--- Task details ---
Set down, without alteration, the lines from the one that contains "What text is on this page?" through the final line of the material below.

----

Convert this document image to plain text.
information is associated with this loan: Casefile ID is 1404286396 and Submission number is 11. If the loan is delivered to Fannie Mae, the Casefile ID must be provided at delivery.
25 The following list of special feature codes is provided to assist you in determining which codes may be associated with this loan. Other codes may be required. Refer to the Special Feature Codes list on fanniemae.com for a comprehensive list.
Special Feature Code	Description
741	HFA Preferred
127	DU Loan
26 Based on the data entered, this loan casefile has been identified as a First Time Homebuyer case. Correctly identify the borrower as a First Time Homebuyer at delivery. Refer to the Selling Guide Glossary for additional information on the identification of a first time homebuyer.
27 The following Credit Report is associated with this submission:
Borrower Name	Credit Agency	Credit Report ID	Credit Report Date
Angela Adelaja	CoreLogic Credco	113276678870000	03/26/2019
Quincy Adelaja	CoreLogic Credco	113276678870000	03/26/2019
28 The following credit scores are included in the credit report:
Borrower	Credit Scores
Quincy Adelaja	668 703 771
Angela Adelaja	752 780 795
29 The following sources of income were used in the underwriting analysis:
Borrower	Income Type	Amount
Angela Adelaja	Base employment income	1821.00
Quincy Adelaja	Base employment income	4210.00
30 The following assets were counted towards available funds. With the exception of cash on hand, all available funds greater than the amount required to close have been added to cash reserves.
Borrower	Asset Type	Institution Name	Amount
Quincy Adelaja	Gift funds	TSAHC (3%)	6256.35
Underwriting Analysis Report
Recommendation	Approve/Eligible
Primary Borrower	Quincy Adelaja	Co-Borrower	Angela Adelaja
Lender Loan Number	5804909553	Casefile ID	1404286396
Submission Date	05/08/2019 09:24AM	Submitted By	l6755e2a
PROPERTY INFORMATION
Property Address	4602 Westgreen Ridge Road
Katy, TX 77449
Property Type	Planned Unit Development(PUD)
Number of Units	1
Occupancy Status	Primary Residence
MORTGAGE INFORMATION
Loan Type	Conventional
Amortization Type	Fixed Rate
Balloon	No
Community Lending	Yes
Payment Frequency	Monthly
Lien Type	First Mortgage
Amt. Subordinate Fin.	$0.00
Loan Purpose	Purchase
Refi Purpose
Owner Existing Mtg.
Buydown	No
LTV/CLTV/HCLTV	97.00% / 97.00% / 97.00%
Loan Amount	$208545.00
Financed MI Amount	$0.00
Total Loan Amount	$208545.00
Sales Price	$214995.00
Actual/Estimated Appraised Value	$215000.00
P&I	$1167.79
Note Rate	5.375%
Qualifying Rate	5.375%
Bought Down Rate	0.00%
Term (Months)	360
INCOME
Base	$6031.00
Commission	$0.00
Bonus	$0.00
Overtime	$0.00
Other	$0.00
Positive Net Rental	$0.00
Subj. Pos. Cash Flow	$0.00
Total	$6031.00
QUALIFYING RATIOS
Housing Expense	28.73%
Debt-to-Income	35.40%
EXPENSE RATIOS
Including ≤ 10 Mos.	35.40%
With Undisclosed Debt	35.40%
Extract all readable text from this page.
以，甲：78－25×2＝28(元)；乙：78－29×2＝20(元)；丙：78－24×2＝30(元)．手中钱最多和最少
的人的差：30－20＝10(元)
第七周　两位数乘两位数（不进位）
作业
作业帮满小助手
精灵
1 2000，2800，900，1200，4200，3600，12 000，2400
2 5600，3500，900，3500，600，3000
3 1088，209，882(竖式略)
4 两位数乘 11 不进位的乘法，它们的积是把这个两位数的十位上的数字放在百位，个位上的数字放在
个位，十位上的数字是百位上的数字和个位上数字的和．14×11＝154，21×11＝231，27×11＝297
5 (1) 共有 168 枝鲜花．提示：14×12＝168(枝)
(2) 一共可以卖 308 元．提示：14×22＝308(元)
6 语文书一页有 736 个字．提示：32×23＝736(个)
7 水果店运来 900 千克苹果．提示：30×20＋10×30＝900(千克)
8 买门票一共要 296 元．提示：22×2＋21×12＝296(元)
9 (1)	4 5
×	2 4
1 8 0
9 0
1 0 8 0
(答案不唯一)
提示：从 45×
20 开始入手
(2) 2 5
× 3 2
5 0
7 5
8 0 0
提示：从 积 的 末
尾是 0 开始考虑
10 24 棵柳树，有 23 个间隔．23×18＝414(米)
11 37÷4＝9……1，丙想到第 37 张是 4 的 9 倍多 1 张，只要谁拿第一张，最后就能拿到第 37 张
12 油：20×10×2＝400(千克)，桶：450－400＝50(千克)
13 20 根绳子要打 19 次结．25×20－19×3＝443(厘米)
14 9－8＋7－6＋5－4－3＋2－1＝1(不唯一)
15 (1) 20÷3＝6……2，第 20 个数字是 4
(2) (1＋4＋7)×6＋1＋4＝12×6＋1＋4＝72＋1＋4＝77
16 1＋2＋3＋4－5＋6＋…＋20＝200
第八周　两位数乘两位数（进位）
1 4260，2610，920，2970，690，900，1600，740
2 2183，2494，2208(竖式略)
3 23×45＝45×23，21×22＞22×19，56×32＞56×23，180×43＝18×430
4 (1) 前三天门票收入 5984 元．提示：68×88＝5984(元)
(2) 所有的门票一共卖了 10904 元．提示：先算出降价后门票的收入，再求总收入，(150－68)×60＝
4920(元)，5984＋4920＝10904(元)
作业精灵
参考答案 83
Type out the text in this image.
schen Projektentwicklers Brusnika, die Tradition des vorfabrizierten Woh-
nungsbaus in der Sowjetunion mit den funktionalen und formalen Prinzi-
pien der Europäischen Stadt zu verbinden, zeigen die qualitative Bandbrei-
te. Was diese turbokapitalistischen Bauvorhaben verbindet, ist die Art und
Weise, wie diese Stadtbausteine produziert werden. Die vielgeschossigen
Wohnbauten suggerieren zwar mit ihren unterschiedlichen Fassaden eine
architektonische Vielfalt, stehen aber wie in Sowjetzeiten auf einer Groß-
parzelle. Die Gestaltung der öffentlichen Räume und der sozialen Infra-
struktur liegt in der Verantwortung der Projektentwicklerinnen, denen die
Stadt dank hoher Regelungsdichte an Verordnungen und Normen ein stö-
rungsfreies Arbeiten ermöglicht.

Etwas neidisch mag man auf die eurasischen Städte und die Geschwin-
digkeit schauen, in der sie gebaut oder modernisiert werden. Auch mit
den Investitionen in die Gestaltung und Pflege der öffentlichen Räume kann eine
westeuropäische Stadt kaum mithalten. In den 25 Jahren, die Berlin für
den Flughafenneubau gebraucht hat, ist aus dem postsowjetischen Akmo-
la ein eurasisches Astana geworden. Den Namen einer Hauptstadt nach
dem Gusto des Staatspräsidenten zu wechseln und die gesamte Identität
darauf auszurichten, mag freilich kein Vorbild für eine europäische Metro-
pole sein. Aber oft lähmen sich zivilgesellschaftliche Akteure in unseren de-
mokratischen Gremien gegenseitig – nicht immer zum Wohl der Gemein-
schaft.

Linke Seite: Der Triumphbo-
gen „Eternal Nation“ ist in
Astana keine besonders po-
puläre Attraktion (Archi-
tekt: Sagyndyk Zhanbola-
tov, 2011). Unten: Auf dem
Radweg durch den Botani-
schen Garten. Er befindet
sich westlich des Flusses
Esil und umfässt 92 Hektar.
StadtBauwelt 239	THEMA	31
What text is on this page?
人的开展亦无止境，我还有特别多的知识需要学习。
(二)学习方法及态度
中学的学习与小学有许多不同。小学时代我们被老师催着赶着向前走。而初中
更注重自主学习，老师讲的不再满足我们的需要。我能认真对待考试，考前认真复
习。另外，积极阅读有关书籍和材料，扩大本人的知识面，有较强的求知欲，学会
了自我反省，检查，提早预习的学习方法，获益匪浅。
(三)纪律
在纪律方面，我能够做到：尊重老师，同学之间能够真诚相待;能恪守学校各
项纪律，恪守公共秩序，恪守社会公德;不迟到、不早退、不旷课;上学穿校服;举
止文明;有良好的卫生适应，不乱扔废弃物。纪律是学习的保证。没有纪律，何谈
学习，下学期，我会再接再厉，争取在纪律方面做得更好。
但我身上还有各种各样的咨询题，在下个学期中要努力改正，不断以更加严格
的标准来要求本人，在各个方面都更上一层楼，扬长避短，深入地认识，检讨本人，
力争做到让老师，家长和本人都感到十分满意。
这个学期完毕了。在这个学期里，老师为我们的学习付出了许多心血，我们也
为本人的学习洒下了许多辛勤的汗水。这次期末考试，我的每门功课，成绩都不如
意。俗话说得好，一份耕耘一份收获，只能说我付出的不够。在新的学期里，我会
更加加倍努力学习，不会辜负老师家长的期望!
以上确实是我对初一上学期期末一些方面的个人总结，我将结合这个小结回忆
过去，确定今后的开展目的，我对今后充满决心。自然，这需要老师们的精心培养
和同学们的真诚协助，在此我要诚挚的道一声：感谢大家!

----

--- Answer below ---
What text is on this page?
人的开展亦无止境，我还有特别多的知识需要学习。
(二)学习方法及态度
中学的学习与小学有许多不同。小学时代我们被老师催着赶着向前走。而初中
更注重自主学习，老师讲的不再满足我们的需要。我能认真对待考试，考前认真复
习。另外，积极阅读有关书籍和材料，扩大本人的知识面，有较强的求知欲，学会
了自我反省，检查，提早预习的学习方法，获益匪浅。
(三)纪律
在纪律方面，我能够做到：尊重老师，同学之间能够真诚相待;能恪守学校各
项纪律，恪守公共秩序，恪守社会公德;不迟到、不早退、不旷课;上学穿校服;举
止文明;有良好的卫生适应，不乱扔废弃物。纪律是学习的保证。没有纪律，何谈
学习，下学期，我会再接再厉，争取在纪律方面做得更好。
但我身上还有各种各样的咨询题，在下个学期中要努力改正，不断以更加严格
的标准来要求本人，在各个方面都更上一层楼，扬长避短，深入地认识，检讨本人，
力争做到让老师，家长和本人都感到十分满意。
这个学期完毕了。在这个学期里，老师为我们的学习付出了许多心血，我们也
为本人的学习洒下了许多辛勤的汗水。这次期末考试，我的每门功课，成绩都不如
意。俗话说得好，一份耕耘一份收获，只能说我付出的不够。在新的学期里，我会
更加加倍努力学习，不会辜负老师家长的期望!
以上确实是我对初一上学期期末一些方面的个人总结，我将结合这个小结回忆
过去，确定今后的开展目的，我对今后充满决心。自然，这需要老师们的精心培养
和同学们的真诚协助，在此我要诚挚的道一声：感谢大家!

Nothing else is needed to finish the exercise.